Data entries
....
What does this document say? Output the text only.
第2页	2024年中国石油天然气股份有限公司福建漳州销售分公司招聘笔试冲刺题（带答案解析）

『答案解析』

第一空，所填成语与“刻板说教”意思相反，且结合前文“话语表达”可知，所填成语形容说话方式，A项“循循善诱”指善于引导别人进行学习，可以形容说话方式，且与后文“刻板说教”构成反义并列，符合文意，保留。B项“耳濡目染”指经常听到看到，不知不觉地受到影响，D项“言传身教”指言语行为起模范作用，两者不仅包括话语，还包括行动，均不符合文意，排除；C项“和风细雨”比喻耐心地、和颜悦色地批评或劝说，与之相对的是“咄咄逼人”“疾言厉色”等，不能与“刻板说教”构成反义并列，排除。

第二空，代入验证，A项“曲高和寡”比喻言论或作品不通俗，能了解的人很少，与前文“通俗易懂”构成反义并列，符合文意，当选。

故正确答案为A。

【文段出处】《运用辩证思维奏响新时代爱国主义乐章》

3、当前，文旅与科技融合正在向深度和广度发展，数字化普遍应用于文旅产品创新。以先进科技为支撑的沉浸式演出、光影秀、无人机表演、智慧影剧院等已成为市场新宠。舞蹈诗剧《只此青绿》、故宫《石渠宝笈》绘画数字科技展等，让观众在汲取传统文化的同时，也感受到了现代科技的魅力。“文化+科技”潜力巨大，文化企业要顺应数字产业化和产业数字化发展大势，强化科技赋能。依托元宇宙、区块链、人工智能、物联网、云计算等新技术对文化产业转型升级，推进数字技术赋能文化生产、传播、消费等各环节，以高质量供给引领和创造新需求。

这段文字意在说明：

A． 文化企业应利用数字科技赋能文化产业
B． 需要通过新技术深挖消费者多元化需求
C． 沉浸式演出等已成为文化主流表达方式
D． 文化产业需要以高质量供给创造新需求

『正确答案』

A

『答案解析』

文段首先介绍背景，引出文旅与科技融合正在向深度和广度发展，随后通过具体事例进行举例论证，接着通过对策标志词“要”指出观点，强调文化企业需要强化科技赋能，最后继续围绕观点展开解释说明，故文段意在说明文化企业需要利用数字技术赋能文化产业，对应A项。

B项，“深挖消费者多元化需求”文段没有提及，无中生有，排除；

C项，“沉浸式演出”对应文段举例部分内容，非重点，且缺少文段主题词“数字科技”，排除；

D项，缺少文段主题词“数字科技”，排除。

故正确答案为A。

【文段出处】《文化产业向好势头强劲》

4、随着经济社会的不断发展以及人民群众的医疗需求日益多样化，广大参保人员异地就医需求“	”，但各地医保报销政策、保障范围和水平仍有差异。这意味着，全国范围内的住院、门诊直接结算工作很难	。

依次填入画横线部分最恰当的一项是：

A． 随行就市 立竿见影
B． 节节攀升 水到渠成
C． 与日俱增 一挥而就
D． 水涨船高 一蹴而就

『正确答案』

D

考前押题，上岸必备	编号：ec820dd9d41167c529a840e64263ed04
....
Your goal: Please quote the records above exactly, without skipping a line.

Response below:
What does this document say? Output the text only.
第2页	2024年中国石油天然气股份有限公司福建漳州销售分公司招聘笔试冲刺题（带答案解析）

『答案解析』

第一空，所填成语与“刻板说教”意思相反，且结合前文“话语表达”可知，所填成语形容说话方式，A项“循循善诱”指善于引导别人进行学习，可以形容说话方式，且与后文“刻板说教”构成反义并列，符合文意，保留。B项“耳濡目染”指经常听到看到，不知不觉地受到影响，D项“言传身教”指言语行为起模范作用，两者不仅包括话语，还包括行动，均不符合文意，排除；C项“和风细雨”比喻耐心地、和颜悦色地批评或劝说，与之相对的是“咄咄逼人”“疾言厉色”等，不能与“刻板说教”构成反义并列，排除。

第二空，代入验证，A项“曲高和寡”比喻言论或作品不通俗，能了解的人很少，与前文“通俗易懂”构成反义并列，符合文意，当选。

故正确答案为A。

【文段出处】《运用辩证思维奏响新时代爱国主义乐章》

3、当前，文旅与科技融合正在向深度和广度发展，数字化普遍应用于文旅产品创新。以先进科技为支撑的沉浸式演出、光影秀、无人机表演、智慧影剧院等已成为市场新宠。舞蹈诗剧《只此青绿》、故宫《石渠宝笈》绘画数字科技展等，让观众在汲取传统文化的同时，也感受到了现代科技的魅力。“文化+科技”潜力巨大，文化企业要顺应数字产业化和产业数字化发展大势，强化科技赋能。依托元宇宙、区块链、人工智能、物联网、云计算等新技术对文化产业转型升级，推进数字技术赋能文化生产、传播、消费等各环节，以高质量供给引领和创造新需求。

这段文字意在说明：

A． 文化企业应利用数字科技赋能文化产业
B． 需要通过新技术深挖消费者多元化需求
C． 沉浸式演出等已成为文化主流表达方式
D． 文化产业需要以高质量供给创造新需求

『正确答案』

A

『答案解析』

文段首先介绍背景，引出文旅与科技融合正在向深度和广度发展，随后通过具体事例进行举例论证，接着通过对策标志词“要”指出观点，强调文化企业需要强化科技赋能，最后继续围绕观点展开解释说明，故文段意在说明文化企业需要利用数字技术赋能文化产业，对应A项。

B项，“深挖消费者多元化需求”文段没有提及，无中生有，排除；

C项，“沉浸式演出”对应文段举例部分内容，非重点，且缺少文段主题词“数字科技”，排除；

D项，缺少文段主题词“数字科技”，排除。

故正确答案为A。

【文段出处】《文化产业向好势头强劲》

4、随着经济社会的不断发展以及人民群众的医疗需求日益多样化，广大参保人员异地就医需求“	”，但各地医保报销政策、保障范围和水平仍有差异。这意味着，全国范围内的住院、门诊直接结算工作很难	。

依次填入画横线部分最恰当的一项是：

A． 随行就市 立竿见影
B． 节节攀升 水到渠成
C． 与日俱增 一挥而就
D． 水涨船高 一蹴而就

『正确答案』

D

考前押题，上岸必备	编号：ec820dd9d41167c529a840e64263ed04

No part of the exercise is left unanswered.